— Extracted data —
# # # #

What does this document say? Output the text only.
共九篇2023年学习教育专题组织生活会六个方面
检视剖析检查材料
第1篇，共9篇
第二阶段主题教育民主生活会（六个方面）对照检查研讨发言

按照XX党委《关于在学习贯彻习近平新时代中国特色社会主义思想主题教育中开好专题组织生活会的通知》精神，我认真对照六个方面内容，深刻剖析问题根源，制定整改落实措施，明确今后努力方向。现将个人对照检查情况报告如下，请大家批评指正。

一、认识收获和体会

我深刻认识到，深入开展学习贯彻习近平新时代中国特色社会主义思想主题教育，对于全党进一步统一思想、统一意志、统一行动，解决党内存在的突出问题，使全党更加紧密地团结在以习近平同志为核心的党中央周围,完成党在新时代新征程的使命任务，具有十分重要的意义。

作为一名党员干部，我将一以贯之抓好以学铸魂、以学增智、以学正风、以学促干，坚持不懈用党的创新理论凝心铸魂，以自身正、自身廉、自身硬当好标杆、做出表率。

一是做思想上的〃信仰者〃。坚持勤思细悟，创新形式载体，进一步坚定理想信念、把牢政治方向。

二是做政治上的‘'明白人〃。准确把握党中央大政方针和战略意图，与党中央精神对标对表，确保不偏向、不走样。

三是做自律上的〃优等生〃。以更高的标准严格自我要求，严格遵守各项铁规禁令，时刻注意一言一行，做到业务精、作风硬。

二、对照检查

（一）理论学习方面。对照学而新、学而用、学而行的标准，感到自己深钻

# # # #

Faithfully copy every entry, leaving nothing out.

— Task response —
What does this document say? Output the text only.
共九篇2023年学习教育专题组织生活会六个方面
检视剖析检查材料
第1篇，共9篇
第二阶段主题教育民主生活会（六个方面）对照检查研讨发言

按照XX党委《关于在学习贯彻习近平新时代中国特色社会主义思想主题教育中开好专题组织生活会的通知》精神，我认真对照六个方面内容，深刻剖析问题根源，制定整改落实措施，明确今后努力方向。现将个人对照检查情况报告如下，请大家批评指正。

一、认识收获和体会

我深刻认识到，深入开展学习贯彻习近平新时代中国特色社会主义思想主题教育，对于全党进一步统一思想、统一意志、统一行动，解决党内存在的突出问题，使全党更加紧密地团结在以习近平同志为核心的党中央周围,完成党在新时代新征程的使命任务，具有十分重要的意义。

作为一名党员干部，我将一以贯之抓好以学铸魂、以学增智、以学正风、以学促干，坚持不懈用党的创新理论凝心铸魂，以自身正、自身廉、自身硬当好标杆、做出表率。

一是做思想上的〃信仰者〃。坚持勤思细悟，创新形式载体，进一步坚定理想信念、把牢政治方向。

二是做政治上的‘'明白人〃。准确把握党中央大政方针和战略意图，与党中央精神对标对表，确保不偏向、不走样。

三是做自律上的〃优等生〃。以更高的标准严格自我要求，严格遵守各项铁规禁令，时刻注意一言一行，做到业务精、作风硬。

二、对照检查

（一）理论学习方面。对照学而新、学而用、学而行的标准，感到自己深钻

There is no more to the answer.